* Start MATERIAL PROVIDED *

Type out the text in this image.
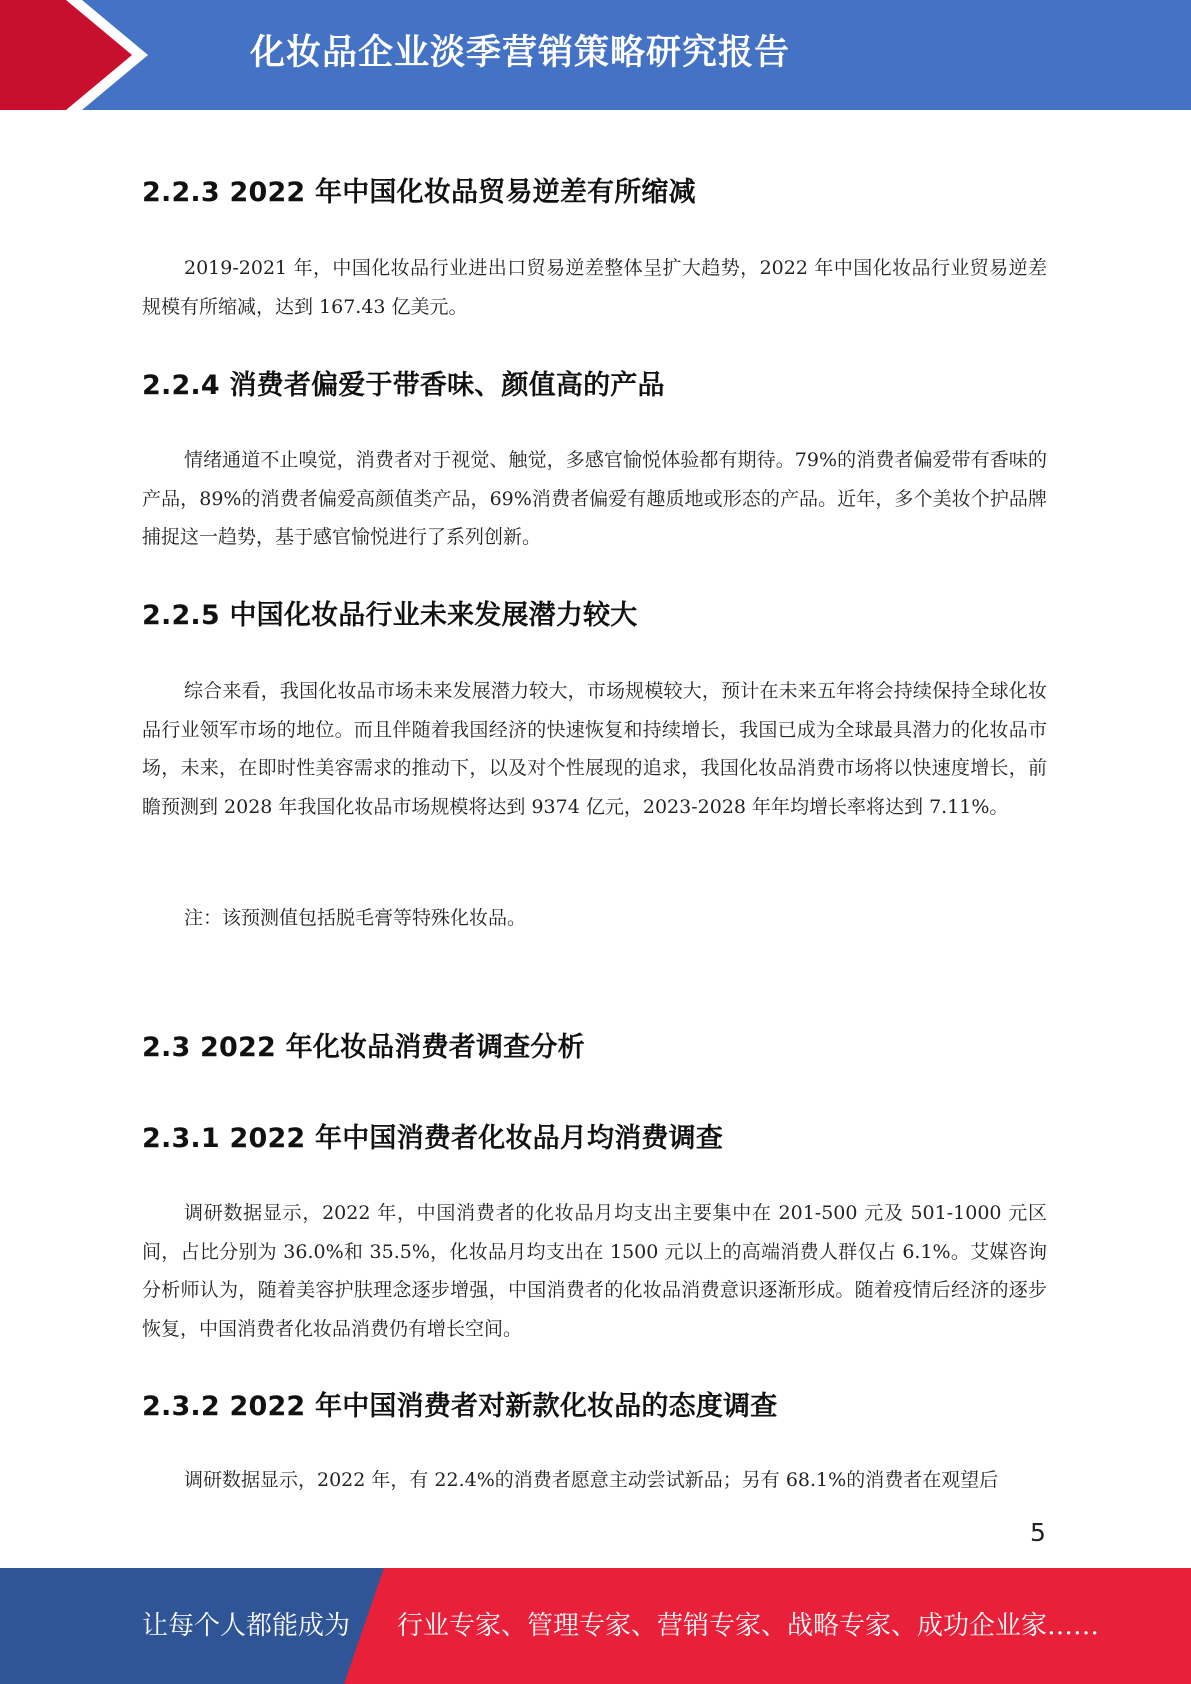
化妆品企业淡季营销策略研究报告
2.2.3 2022 年中国化妆品贸易逆差有所缩减

2019-2021 年，中国化妆品行业进出口贸易逆差整体呈扩大趋势，2022 年中国化妆品行业贸易逆差规模有所缩减，达到 167.43 亿美元。

2.2.4 消费者偏爱于带香味、颜值高的产品

情绪通道不止嗅觉，消费者对于视觉、触觉，多感官愉悦体验都有期待。79%的消费者偏爱带有香味的产品，89%的消费者偏爱高颜值类产品，69%消费者偏爱有趣质地或形态的产品。近年，多个美妆个护品牌捕捉这一趋势，基于感官愉悦进行了系列创新。

2.2.5 中国化妆品行业未来发展潜力较大

综合来看，我国化妆品市场未来发展潜力较大，市场规模较大，预计在未来五年将会持续保持全球化妆品行业领军市场的地位。而且伴随着我国经济的快速恢复和持续增长，我国已成为全球最具潜力的化妆品市场，未来，在即时性美容需求的推动下，以及对个性展现的追求，我国化妆品消费市场将以快速度增长，前瞻预测到 2028 年我国化妆品市场规模将达到 9374 亿元，2023-2028 年年均增长率将达到 7.11%。

注：该预测值包括脱毛膏等特殊化妆品。

2.3 2022 年化妆品消费者调查分析
2.3.1 2022 年中国消费者化妆品月均消费调查

调研数据显示，2022 年，中国消费者的化妆品月均支出主要集中在 201-500 元及 501-1000 元区间，占比分别为 36.0%和 35.5%，化妆品月均支出在 1500 元以上的高端消费人群仅占 6.1%。艾媒咨询分析师认为，随着美容护肤理念逐步增强，中国消费者的化妆品消费意识逐渐形成。随着疫情后经济的逐步恢复，中国消费者化妆品消费仍有增长空间。

2.3.2 2022 年中国消费者对新款化妆品的态度调查

调研数据显示，2022 年，有 22.4%的消费者愿意主动尝试新品；另有 68.1%的消费者在观望后

5
让每个人都能成为 行业专家、管理专家、营销专家、战略专家、成功企业家……
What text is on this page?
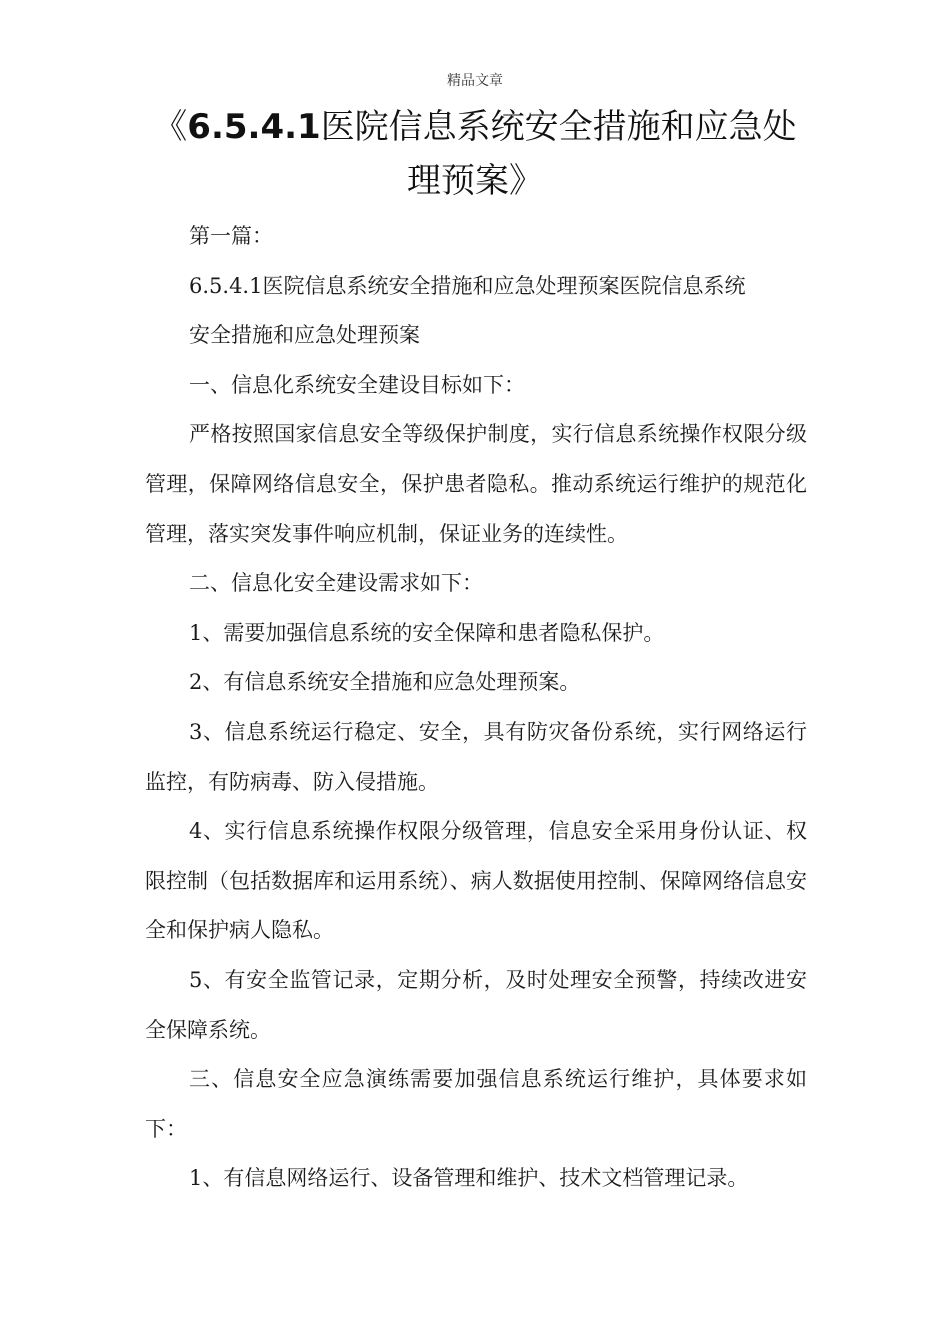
精品文章
《6.5.4.1医院信息系统安全措施和应急处理预案》

第一篇：

6.5.4.1医院信息系统安全措施和应急处理预案医院信息系统

安全措施和应急处理预案

一、信息化系统安全建设目标如下：

严格按照国家信息安全等级保护制度，实行信息系统操作权限分级管理，保障网络信息安全，保护患者隐私。推动系统运行维护的规范化管理，落实突发事件响应机制，保证业务的连续性。

二、信息化安全建设需求如下：

1、需要加强信息系统的安全保障和患者隐私保护。

2、有信息系统安全措施和应急处理预案。

3、信息系统运行稳定、安全，具有防灾备份系统，实行网络运行监控，有防病毒、防入侵措施。

4、实行信息系统操作权限分级管理，信息安全采用身份认证、权限控制（包括数据库和运用系统）、病人数据使用控制、保障网络信息安全和保护病人隐私。

5、有安全监管记录，定期分析，及时处理安全预警，持续改进安全保障系统。

三、信息安全应急演练需要加强信息系统运行维护，具体要求如下：

1、有信息网络运行、设备管理和维护、技术文档管理记录。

* End MATERIAL PROVIDED *

• YOUR INSTRUCTIONS:
Transcribe the records above verbatim. Do not carry over any picture.

• THE REPLY:
Type out the text in this image.
化妆品企业淡季营销策略研究报告
2.2.3 2022 年中国化妆品贸易逆差有所缩减

2019-2021 年，中国化妆品行业进出口贸易逆差整体呈扩大趋势，2022 年中国化妆品行业贸易逆差规模有所缩减，达到 167.43 亿美元。

2.2.4 消费者偏爱于带香味、颜值高的产品

情绪通道不止嗅觉，消费者对于视觉、触觉，多感官愉悦体验都有期待。79%的消费者偏爱带有香味的产品，89%的消费者偏爱高颜值类产品，69%消费者偏爱有趣质地或形态的产品。近年，多个美妆个护品牌捕捉这一趋势，基于感官愉悦进行了系列创新。

2.2.5 中国化妆品行业未来发展潜力较大

综合来看，我国化妆品市场未来发展潜力较大，市场规模较大，预计在未来五年将会持续保持全球化妆品行业领军市场的地位。而且伴随着我国经济的快速恢复和持续增长，我国已成为全球最具潜力的化妆品市场，未来，在即时性美容需求的推动下，以及对个性展现的追求，我国化妆品消费市场将以快速度增长，前瞻预测到 2028 年我国化妆品市场规模将达到 9374 亿元，2023-2028 年年均增长率将达到 7.11%。

注：该预测值包括脱毛膏等特殊化妆品。

2.3 2022 年化妆品消费者调查分析
2.3.1 2022 年中国消费者化妆品月均消费调查

调研数据显示，2022 年，中国消费者的化妆品月均支出主要集中在 201-500 元及 501-1000 元区间，占比分别为 36.0%和 35.5%，化妆品月均支出在 1500 元以上的高端消费人群仅占 6.1%。艾媒咨询分析师认为，随着美容护肤理念逐步增强，中国消费者的化妆品消费意识逐渐形成。随着疫情后经济的逐步恢复，中国消费者化妆品消费仍有增长空间。

2.3.2 2022 年中国消费者对新款化妆品的态度调查

调研数据显示，2022 年，有 22.4%的消费者愿意主动尝试新品；另有 68.1%的消费者在观望后

5
让每个人都能成为 行业专家、管理专家、营销专家、战略专家、成功企业家……
What text is on this page?
精品文章
《6.5.4.1医院信息系统安全措施和应急处理预案》

第一篇：

6.5.4.1医院信息系统安全措施和应急处理预案医院信息系统

安全措施和应急处理预案

一、信息化系统安全建设目标如下：

严格按照国家信息安全等级保护制度，实行信息系统操作权限分级管理，保障网络信息安全，保护患者隐私。推动系统运行维护的规范化管理，落实突发事件响应机制，保证业务的连续性。

二、信息化安全建设需求如下：

1、需要加强信息系统的安全保障和患者隐私保护。

2、有信息系统安全措施和应急处理预案。

3、信息系统运行稳定、安全，具有防灾备份系统，实行网络运行监控，有防病毒、防入侵措施。

4、实行信息系统操作权限分级管理，信息安全采用身份认证、权限控制（包括数据库和运用系统）、病人数据使用控制、保障网络信息安全和保护病人隐私。

5、有安全监管记录，定期分析，及时处理安全预警，持续改进安全保障系统。

三、信息安全应急演练需要加强信息系统运行维护，具体要求如下：

1、有信息网络运行、设备管理和维护、技术文档管理记录。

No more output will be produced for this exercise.